▶ **WHAT IS ASKED**
Collect each line holding the string "JSON".

▶ **INPUT ROWS**

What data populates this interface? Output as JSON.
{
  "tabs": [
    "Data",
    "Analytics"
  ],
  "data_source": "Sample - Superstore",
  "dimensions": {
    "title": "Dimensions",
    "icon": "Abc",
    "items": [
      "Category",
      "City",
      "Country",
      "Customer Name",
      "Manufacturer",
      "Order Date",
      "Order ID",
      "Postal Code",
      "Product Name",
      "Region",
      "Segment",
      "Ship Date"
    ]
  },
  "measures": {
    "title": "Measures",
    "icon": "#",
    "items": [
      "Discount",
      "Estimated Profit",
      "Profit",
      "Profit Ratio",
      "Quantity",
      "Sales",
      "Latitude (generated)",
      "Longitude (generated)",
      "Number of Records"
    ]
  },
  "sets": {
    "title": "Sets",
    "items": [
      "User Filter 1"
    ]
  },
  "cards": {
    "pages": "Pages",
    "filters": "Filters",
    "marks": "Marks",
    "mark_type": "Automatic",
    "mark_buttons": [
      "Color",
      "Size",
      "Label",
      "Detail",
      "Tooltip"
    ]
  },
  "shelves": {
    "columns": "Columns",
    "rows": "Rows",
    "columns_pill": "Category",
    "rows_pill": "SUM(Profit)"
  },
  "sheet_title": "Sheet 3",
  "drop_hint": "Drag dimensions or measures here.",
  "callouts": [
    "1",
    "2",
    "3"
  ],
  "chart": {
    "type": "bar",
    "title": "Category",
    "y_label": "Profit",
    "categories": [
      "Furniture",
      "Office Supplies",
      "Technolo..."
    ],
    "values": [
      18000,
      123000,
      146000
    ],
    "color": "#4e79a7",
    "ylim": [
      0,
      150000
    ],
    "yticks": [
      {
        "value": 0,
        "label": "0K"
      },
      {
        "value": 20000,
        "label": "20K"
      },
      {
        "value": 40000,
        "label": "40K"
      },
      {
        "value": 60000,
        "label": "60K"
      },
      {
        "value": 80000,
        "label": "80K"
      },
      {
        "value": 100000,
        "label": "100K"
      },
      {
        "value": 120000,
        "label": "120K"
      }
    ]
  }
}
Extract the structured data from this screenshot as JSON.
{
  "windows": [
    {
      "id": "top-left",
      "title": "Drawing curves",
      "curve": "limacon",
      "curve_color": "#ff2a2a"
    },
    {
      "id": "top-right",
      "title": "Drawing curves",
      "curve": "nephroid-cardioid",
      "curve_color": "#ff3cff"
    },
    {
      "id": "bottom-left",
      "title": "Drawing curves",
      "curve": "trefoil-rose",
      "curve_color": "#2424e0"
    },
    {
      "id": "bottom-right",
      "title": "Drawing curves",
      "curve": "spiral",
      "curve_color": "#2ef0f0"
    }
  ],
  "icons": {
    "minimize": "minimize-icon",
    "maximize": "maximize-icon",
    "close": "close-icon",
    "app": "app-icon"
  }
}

▶ **SOLUTION TO THIS EXERCISE**
What data populates this interface? Output as JSON.
Extract the structured data from this screenshot as JSON.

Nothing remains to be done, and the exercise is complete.